## START Source material

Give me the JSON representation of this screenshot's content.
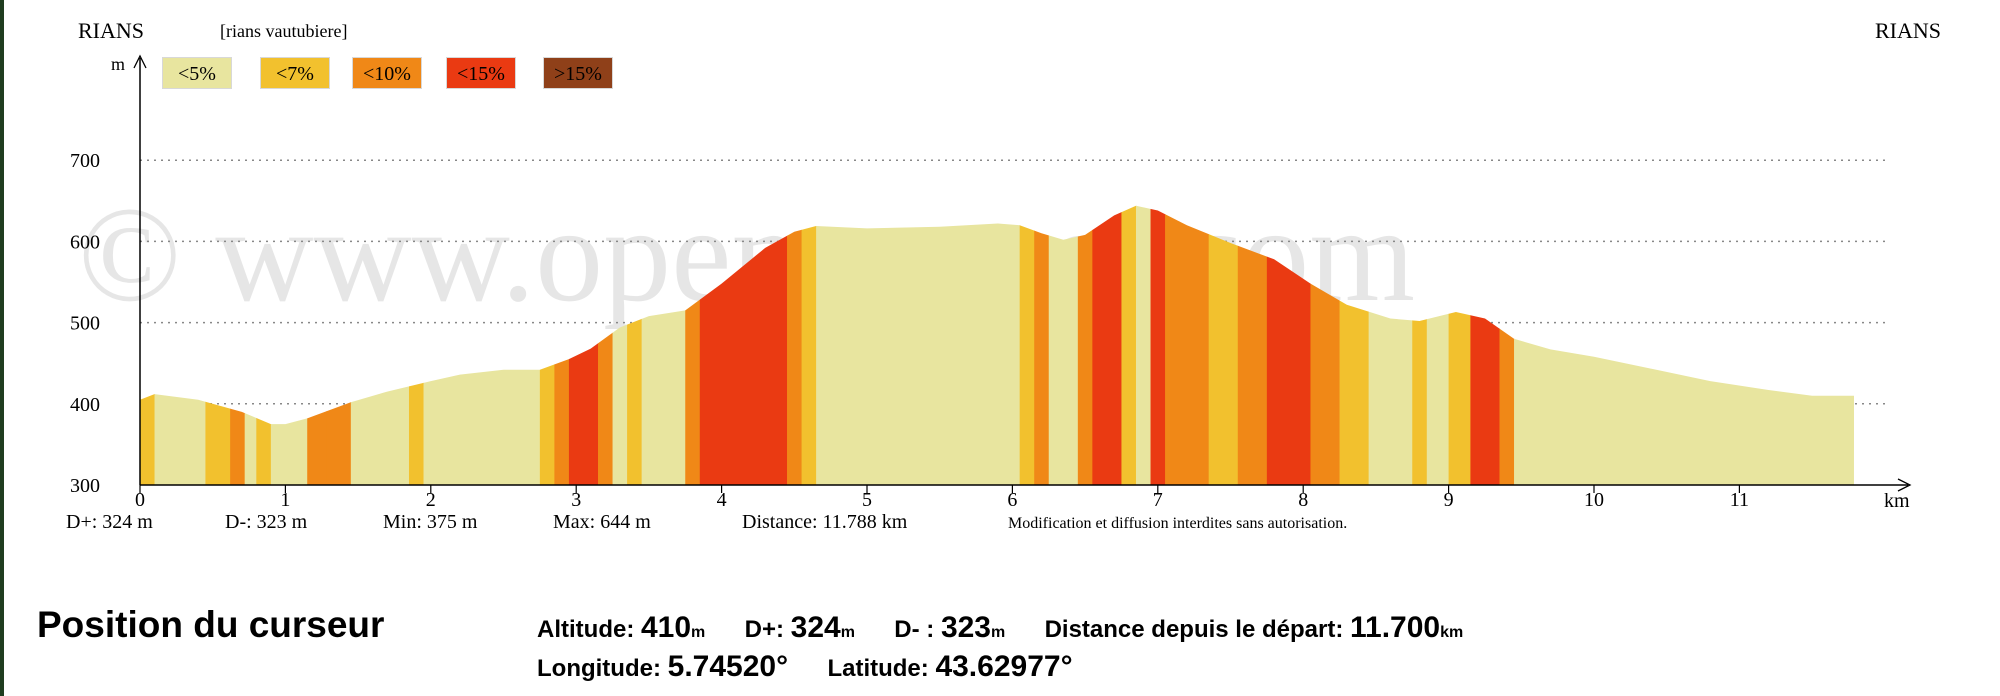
{
  "header": {
    "start_name": "RIANS",
    "route_name": "[rians vautubiere]",
    "end_name": "RIANS"
  },
  "legend": [
    {
      "label": "<5%",
      "color": "#e8e59f"
    },
    {
      "label": "<7%",
      "color": "#f2c12e"
    },
    {
      "label": "<10%",
      "color": "#f08817"
    },
    {
      "label": "<15%",
      "color": "#ea3a12"
    },
    {
      "label": ">15%",
      "color": "#8f4019"
    }
  ],
  "watermark": "© www.openrunner.com",
  "stats": {
    "d_plus": "D+: 324 m",
    "d_minus": "D-: 323 m",
    "min": "Min: 375 m",
    "max": "Max: 644 m",
    "distance": "Distance: 11.788 km",
    "notice": "Modification et diffusion interdites sans autorisation."
  },
  "cursor": {
    "title": "Position du curseur",
    "altitude_label": "Altitude:",
    "altitude_value": "410",
    "altitude_unit": "m",
    "dplus_label": "D+:",
    "dplus_value": "324",
    "dplus_unit": "m",
    "dminus_label": "D- :",
    "dminus_value": "323",
    "dminus_unit": "m",
    "distance_label": "Distance depuis le départ:",
    "distance_value": "11.700",
    "distance_unit": "km",
    "longitude_label": "Longitude:",
    "longitude_value": "5.74520°",
    "latitude_label": "Latitude:",
    "latitude_value": "43.62977°"
  },
  "chart_data": {
    "type": "area",
    "title": "",
    "xlabel": "km",
    "ylabel": "m",
    "xlim": [
      0,
      12
    ],
    "ylim": [
      300,
      750
    ],
    "x_ticks": [
      "0",
      "1",
      "2",
      "3",
      "4",
      "5",
      "6",
      "7",
      "8",
      "9",
      "10",
      "11"
    ],
    "y_ticks": [
      "300",
      "400",
      "500",
      "600",
      "700"
    ],
    "grid": "horizontal dotted",
    "profile": [
      {
        "x": 0.0,
        "y": 405
      },
      {
        "x": 0.1,
        "y": 412
      },
      {
        "x": 0.4,
        "y": 405
      },
      {
        "x": 0.7,
        "y": 390
      },
      {
        "x": 0.9,
        "y": 375
      },
      {
        "x": 1.0,
        "y": 375
      },
      {
        "x": 1.15,
        "y": 382
      },
      {
        "x": 1.45,
        "y": 402
      },
      {
        "x": 1.7,
        "y": 415
      },
      {
        "x": 2.0,
        "y": 428
      },
      {
        "x": 2.2,
        "y": 436
      },
      {
        "x": 2.5,
        "y": 442
      },
      {
        "x": 2.75,
        "y": 442
      },
      {
        "x": 2.95,
        "y": 455
      },
      {
        "x": 3.1,
        "y": 468
      },
      {
        "x": 3.3,
        "y": 494
      },
      {
        "x": 3.5,
        "y": 508
      },
      {
        "x": 3.75,
        "y": 515
      },
      {
        "x": 4.0,
        "y": 548
      },
      {
        "x": 4.3,
        "y": 592
      },
      {
        "x": 4.5,
        "y": 612
      },
      {
        "x": 4.65,
        "y": 619
      },
      {
        "x": 5.0,
        "y": 616
      },
      {
        "x": 5.5,
        "y": 618
      },
      {
        "x": 5.9,
        "y": 622
      },
      {
        "x": 6.05,
        "y": 620
      },
      {
        "x": 6.2,
        "y": 610
      },
      {
        "x": 6.35,
        "y": 602
      },
      {
        "x": 6.5,
        "y": 608
      },
      {
        "x": 6.7,
        "y": 632
      },
      {
        "x": 6.85,
        "y": 644
      },
      {
        "x": 7.0,
        "y": 638
      },
      {
        "x": 7.2,
        "y": 620
      },
      {
        "x": 7.5,
        "y": 598
      },
      {
        "x": 7.8,
        "y": 578
      },
      {
        "x": 8.05,
        "y": 548
      },
      {
        "x": 8.3,
        "y": 522
      },
      {
        "x": 8.6,
        "y": 505
      },
      {
        "x": 8.8,
        "y": 502
      },
      {
        "x": 9.05,
        "y": 513
      },
      {
        "x": 9.25,
        "y": 505
      },
      {
        "x": 9.45,
        "y": 480
      },
      {
        "x": 9.7,
        "y": 467
      },
      {
        "x": 10.0,
        "y": 458
      },
      {
        "x": 10.4,
        "y": 443
      },
      {
        "x": 10.8,
        "y": 428
      },
      {
        "x": 11.2,
        "y": 417
      },
      {
        "x": 11.5,
        "y": 410
      },
      {
        "x": 11.7,
        "y": 410
      },
      {
        "x": 11.788,
        "y": 410
      }
    ],
    "slope_segments": [
      {
        "from": 0.0,
        "to": 0.1,
        "class": "<7%"
      },
      {
        "from": 0.1,
        "to": 0.45,
        "class": "<5%"
      },
      {
        "from": 0.45,
        "to": 0.62,
        "class": "<7%"
      },
      {
        "from": 0.62,
        "to": 0.72,
        "class": "<10%"
      },
      {
        "from": 0.72,
        "to": 0.8,
        "class": "<5%"
      },
      {
        "from": 0.8,
        "to": 0.9,
        "class": "<7%"
      },
      {
        "from": 0.9,
        "to": 1.15,
        "class": "<5%"
      },
      {
        "from": 1.15,
        "to": 1.28,
        "class": "<10%"
      },
      {
        "from": 1.28,
        "to": 1.45,
        "class": "<10%"
      },
      {
        "from": 1.45,
        "to": 1.85,
        "class": "<5%"
      },
      {
        "from": 1.85,
        "to": 1.95,
        "class": "<7%"
      },
      {
        "from": 1.95,
        "to": 2.75,
        "class": "<5%"
      },
      {
        "from": 2.75,
        "to": 2.85,
        "class": "<7%"
      },
      {
        "from": 2.85,
        "to": 2.95,
        "class": "<10%"
      },
      {
        "from": 2.95,
        "to": 3.15,
        "class": "<15%"
      },
      {
        "from": 3.15,
        "to": 3.25,
        "class": "<10%"
      },
      {
        "from": 3.25,
        "to": 3.35,
        "class": "<5%"
      },
      {
        "from": 3.35,
        "to": 3.45,
        "class": "<7%"
      },
      {
        "from": 3.45,
        "to": 3.75,
        "class": "<5%"
      },
      {
        "from": 3.75,
        "to": 3.85,
        "class": "<10%"
      },
      {
        "from": 3.85,
        "to": 4.45,
        "class": "<15%"
      },
      {
        "from": 4.45,
        "to": 4.55,
        "class": "<10%"
      },
      {
        "from": 4.55,
        "to": 4.65,
        "class": "<7%"
      },
      {
        "from": 4.65,
        "to": 6.05,
        "class": "<5%"
      },
      {
        "from": 6.05,
        "to": 6.15,
        "class": "<7%"
      },
      {
        "from": 6.15,
        "to": 6.25,
        "class": "<10%"
      },
      {
        "from": 6.25,
        "to": 6.45,
        "class": "<5%"
      },
      {
        "from": 6.45,
        "to": 6.55,
        "class": "<10%"
      },
      {
        "from": 6.55,
        "to": 6.75,
        "class": "<15%"
      },
      {
        "from": 6.75,
        "to": 6.85,
        "class": "<7%"
      },
      {
        "from": 6.85,
        "to": 6.95,
        "class": "<5%"
      },
      {
        "from": 6.95,
        "to": 7.05,
        "class": "<15%"
      },
      {
        "from": 7.05,
        "to": 7.15,
        "class": "<10%"
      },
      {
        "from": 7.15,
        "to": 7.35,
        "class": "<10%"
      },
      {
        "from": 7.35,
        "to": 7.55,
        "class": "<7%"
      },
      {
        "from": 7.55,
        "to": 7.75,
        "class": "<10%"
      },
      {
        "from": 7.75,
        "to": 8.05,
        "class": "<15%"
      },
      {
        "from": 8.05,
        "to": 8.25,
        "class": "<10%"
      },
      {
        "from": 8.25,
        "to": 8.45,
        "class": "<7%"
      },
      {
        "from": 8.45,
        "to": 8.75,
        "class": "<5%"
      },
      {
        "from": 8.75,
        "to": 8.85,
        "class": "<7%"
      },
      {
        "from": 8.85,
        "to": 9.0,
        "class": "<5%"
      },
      {
        "from": 9.0,
        "to": 9.15,
        "class": "<7%"
      },
      {
        "from": 9.15,
        "to": 9.35,
        "class": "<15%"
      },
      {
        "from": 9.35,
        "to": 9.45,
        "class": "<10%"
      },
      {
        "from": 9.45,
        "to": 11.788,
        "class": "<5%"
      }
    ]
  }
}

## END Source material

List every line above that contains the word "color".

§ Response below
      "color": "#e8e59f"
      "color": "#f2c12e"
      "color": "#f08817"
      "color": "#ea3a12"
      "color": "#8f4019"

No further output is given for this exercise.